▶ **ENTRIES SHOWN**:
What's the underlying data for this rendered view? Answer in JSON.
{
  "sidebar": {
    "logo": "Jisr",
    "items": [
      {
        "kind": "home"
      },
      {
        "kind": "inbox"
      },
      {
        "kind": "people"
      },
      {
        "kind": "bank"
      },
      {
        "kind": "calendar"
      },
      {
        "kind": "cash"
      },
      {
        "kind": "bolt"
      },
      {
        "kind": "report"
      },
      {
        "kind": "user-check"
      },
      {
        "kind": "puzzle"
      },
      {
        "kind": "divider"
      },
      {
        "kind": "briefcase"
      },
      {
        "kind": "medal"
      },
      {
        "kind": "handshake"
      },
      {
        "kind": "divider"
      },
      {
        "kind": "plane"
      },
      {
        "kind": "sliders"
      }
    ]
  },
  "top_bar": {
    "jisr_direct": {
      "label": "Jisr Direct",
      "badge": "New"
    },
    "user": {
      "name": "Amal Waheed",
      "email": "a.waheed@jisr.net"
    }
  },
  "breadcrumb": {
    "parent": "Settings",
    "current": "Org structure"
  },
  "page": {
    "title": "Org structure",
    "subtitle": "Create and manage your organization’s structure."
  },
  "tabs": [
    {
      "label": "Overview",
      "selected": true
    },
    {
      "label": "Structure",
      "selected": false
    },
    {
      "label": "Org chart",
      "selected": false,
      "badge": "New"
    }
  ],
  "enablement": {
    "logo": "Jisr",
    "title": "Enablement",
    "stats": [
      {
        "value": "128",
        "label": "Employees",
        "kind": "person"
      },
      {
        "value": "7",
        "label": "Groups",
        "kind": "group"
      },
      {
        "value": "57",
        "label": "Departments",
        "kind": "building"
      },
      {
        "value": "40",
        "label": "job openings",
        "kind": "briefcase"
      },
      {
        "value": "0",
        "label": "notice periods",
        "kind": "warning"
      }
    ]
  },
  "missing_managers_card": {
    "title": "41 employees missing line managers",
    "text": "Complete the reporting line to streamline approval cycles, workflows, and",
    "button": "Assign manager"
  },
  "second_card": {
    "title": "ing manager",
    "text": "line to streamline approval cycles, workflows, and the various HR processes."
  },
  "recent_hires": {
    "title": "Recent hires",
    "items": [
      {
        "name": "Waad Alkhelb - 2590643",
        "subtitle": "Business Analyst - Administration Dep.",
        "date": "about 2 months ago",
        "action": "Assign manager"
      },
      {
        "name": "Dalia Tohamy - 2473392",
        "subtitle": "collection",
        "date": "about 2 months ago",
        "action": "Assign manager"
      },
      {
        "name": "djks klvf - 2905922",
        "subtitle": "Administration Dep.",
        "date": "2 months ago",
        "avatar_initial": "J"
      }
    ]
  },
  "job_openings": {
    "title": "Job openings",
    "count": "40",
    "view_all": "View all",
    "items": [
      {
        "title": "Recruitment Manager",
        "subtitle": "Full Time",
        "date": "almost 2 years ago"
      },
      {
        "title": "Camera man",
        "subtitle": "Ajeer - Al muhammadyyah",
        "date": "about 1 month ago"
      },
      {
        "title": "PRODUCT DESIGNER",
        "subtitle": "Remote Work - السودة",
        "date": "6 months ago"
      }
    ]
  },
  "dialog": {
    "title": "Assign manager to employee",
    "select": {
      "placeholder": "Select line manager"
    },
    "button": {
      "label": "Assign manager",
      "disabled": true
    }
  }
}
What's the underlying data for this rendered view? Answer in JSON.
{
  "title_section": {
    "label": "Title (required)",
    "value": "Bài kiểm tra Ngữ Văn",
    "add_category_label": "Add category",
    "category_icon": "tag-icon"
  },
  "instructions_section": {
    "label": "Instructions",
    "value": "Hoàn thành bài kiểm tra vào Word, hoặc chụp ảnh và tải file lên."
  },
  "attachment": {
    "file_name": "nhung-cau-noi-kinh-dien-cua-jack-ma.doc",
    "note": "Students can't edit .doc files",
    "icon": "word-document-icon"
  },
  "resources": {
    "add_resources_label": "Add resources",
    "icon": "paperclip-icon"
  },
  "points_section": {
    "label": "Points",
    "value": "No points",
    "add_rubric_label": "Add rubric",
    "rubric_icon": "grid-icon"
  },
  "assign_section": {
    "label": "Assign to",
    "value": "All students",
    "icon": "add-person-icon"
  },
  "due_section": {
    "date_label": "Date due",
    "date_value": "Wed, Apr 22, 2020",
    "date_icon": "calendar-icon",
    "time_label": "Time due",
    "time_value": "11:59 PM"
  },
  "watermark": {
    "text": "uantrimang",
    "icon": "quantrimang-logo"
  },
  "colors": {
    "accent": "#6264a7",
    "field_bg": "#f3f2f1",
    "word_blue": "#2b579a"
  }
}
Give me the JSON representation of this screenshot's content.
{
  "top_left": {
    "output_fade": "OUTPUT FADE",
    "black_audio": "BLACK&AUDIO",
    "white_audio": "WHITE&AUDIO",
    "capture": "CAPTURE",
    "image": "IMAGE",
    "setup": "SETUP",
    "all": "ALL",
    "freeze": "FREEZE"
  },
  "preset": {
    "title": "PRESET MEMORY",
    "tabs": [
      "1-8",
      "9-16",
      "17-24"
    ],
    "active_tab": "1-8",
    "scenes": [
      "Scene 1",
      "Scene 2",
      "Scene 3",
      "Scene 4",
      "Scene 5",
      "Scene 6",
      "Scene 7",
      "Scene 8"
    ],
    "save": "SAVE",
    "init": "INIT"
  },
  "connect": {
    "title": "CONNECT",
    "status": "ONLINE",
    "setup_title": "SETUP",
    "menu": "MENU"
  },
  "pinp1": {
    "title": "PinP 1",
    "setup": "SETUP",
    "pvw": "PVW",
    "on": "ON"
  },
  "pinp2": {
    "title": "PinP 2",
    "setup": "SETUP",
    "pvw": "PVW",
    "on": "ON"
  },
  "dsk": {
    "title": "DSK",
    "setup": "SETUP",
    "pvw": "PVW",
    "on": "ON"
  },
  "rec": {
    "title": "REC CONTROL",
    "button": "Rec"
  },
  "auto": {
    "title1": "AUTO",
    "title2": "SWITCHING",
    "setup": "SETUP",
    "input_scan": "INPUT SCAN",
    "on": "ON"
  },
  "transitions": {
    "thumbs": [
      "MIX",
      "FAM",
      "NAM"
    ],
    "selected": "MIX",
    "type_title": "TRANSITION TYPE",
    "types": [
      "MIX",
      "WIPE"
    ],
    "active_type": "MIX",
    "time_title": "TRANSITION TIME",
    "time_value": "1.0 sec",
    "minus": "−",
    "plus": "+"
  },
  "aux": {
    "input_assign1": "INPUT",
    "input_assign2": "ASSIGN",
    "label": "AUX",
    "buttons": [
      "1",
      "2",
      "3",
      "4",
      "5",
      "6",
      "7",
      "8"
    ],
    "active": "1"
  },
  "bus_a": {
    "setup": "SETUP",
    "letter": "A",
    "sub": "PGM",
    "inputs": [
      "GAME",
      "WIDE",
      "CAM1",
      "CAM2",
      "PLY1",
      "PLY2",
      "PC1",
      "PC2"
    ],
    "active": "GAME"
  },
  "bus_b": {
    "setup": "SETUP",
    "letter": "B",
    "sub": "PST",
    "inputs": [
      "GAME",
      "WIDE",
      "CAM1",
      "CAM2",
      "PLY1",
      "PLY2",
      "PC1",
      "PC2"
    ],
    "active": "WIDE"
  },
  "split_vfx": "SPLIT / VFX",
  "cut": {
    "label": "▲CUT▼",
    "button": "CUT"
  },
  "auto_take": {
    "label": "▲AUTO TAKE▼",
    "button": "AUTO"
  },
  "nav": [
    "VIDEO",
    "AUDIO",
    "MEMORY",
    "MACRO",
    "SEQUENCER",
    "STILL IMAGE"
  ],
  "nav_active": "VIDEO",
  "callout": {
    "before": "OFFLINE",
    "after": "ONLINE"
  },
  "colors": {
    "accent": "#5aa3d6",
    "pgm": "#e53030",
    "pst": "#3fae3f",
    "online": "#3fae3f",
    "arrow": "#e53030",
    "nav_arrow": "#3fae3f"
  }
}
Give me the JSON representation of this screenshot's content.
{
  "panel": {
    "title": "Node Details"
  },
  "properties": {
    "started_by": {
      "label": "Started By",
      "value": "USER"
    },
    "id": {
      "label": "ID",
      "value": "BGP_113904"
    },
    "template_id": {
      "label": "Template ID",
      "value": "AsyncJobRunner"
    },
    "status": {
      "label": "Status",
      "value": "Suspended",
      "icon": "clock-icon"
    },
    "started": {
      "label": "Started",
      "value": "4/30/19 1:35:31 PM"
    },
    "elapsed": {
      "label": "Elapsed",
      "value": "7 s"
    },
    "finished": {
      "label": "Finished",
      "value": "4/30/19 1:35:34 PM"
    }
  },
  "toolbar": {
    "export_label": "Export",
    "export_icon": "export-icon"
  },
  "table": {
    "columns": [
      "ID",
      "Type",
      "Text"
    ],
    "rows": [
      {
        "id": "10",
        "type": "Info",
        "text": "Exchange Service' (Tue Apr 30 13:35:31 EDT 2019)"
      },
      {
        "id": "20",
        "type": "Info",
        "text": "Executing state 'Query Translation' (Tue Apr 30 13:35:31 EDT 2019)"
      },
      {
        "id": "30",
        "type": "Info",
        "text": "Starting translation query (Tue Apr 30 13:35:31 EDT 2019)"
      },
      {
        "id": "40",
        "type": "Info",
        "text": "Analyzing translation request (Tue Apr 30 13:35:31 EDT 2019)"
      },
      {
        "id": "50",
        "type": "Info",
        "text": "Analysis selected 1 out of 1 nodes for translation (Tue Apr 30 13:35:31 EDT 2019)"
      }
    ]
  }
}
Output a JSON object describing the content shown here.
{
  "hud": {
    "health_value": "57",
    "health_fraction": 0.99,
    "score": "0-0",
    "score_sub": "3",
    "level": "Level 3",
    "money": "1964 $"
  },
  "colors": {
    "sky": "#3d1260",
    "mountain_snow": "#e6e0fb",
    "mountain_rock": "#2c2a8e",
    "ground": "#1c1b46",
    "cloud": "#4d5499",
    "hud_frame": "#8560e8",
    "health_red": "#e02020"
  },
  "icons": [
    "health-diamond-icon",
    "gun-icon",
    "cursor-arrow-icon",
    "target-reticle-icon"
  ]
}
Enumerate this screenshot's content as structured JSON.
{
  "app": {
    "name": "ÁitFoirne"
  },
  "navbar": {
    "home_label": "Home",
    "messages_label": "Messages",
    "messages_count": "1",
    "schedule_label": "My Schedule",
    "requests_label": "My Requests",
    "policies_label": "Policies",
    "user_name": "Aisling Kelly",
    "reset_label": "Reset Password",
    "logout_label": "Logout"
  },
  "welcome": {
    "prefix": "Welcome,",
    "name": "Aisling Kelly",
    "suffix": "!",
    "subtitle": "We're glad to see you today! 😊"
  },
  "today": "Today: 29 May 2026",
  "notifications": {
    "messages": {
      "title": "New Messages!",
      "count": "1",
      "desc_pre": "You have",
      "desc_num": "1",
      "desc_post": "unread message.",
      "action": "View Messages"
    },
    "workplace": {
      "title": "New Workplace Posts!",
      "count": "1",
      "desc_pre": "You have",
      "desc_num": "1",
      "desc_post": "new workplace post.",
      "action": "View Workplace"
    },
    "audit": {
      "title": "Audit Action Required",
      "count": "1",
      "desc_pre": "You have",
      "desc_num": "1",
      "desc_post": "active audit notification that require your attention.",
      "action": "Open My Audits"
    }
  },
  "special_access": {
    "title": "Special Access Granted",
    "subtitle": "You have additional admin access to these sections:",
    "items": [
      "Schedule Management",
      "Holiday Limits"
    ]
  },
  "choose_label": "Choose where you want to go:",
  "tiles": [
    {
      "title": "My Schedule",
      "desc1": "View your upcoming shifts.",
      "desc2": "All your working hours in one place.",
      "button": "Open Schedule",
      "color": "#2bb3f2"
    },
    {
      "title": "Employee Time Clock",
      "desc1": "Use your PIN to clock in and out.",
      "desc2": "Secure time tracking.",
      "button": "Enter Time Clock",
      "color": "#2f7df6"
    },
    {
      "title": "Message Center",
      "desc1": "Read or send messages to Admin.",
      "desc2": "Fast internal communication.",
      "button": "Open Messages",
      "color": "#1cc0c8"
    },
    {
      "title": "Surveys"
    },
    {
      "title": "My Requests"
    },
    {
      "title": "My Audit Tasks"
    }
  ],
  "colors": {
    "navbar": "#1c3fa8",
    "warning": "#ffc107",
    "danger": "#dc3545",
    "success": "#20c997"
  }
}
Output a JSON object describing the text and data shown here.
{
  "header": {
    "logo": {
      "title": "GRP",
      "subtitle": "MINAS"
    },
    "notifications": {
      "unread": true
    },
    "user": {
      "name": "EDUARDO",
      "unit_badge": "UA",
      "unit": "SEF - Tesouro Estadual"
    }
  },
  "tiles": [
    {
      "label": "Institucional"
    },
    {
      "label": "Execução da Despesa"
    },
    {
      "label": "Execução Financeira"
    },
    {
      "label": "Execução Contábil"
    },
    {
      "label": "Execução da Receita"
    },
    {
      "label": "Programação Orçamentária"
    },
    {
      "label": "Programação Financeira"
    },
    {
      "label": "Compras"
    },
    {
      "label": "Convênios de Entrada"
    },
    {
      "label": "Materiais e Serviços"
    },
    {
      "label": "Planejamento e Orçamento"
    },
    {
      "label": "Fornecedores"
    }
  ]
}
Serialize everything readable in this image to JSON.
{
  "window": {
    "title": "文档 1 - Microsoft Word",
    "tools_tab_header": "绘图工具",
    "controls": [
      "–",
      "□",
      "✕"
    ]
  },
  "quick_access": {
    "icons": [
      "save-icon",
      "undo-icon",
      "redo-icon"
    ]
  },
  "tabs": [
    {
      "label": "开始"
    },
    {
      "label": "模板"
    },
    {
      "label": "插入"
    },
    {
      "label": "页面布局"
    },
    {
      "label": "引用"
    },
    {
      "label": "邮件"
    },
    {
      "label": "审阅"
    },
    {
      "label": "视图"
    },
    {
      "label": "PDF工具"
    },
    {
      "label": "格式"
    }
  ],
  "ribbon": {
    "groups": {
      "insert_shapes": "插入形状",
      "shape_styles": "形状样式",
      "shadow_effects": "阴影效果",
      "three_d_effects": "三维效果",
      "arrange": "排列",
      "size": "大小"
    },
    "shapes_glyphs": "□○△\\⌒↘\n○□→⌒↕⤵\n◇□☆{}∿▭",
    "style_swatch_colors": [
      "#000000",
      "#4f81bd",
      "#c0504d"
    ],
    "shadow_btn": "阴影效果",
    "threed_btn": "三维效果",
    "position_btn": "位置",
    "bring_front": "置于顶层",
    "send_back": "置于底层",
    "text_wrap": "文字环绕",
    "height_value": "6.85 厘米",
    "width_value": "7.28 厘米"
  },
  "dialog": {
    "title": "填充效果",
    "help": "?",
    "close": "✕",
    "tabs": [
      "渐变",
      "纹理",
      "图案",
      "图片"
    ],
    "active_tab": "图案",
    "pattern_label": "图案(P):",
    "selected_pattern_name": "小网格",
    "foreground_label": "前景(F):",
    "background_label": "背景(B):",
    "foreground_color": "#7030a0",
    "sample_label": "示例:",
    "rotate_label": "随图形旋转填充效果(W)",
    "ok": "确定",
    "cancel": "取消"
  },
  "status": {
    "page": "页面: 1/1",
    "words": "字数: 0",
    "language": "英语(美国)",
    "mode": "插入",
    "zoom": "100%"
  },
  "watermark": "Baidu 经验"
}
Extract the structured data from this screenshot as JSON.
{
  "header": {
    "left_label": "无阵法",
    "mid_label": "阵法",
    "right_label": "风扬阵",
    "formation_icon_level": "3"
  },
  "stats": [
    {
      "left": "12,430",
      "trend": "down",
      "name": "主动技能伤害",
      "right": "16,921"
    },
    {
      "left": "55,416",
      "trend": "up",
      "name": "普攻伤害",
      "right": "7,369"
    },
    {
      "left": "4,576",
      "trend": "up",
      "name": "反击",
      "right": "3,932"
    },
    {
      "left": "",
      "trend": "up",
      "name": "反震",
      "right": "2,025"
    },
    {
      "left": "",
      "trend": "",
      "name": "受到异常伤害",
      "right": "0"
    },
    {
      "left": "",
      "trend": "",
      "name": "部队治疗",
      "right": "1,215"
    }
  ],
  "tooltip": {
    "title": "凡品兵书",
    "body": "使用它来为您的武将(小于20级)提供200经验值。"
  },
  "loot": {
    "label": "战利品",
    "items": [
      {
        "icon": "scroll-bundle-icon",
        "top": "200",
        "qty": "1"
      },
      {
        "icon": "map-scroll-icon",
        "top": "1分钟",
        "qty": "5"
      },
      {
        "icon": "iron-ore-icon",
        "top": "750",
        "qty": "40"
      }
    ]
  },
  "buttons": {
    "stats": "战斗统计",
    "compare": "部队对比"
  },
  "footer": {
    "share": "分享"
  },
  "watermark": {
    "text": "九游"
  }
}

▶ **TO DO**: How many lines in the listing contain "resources"? Answer with the number alone.

▶ **REPLY TO THE TASK**: 2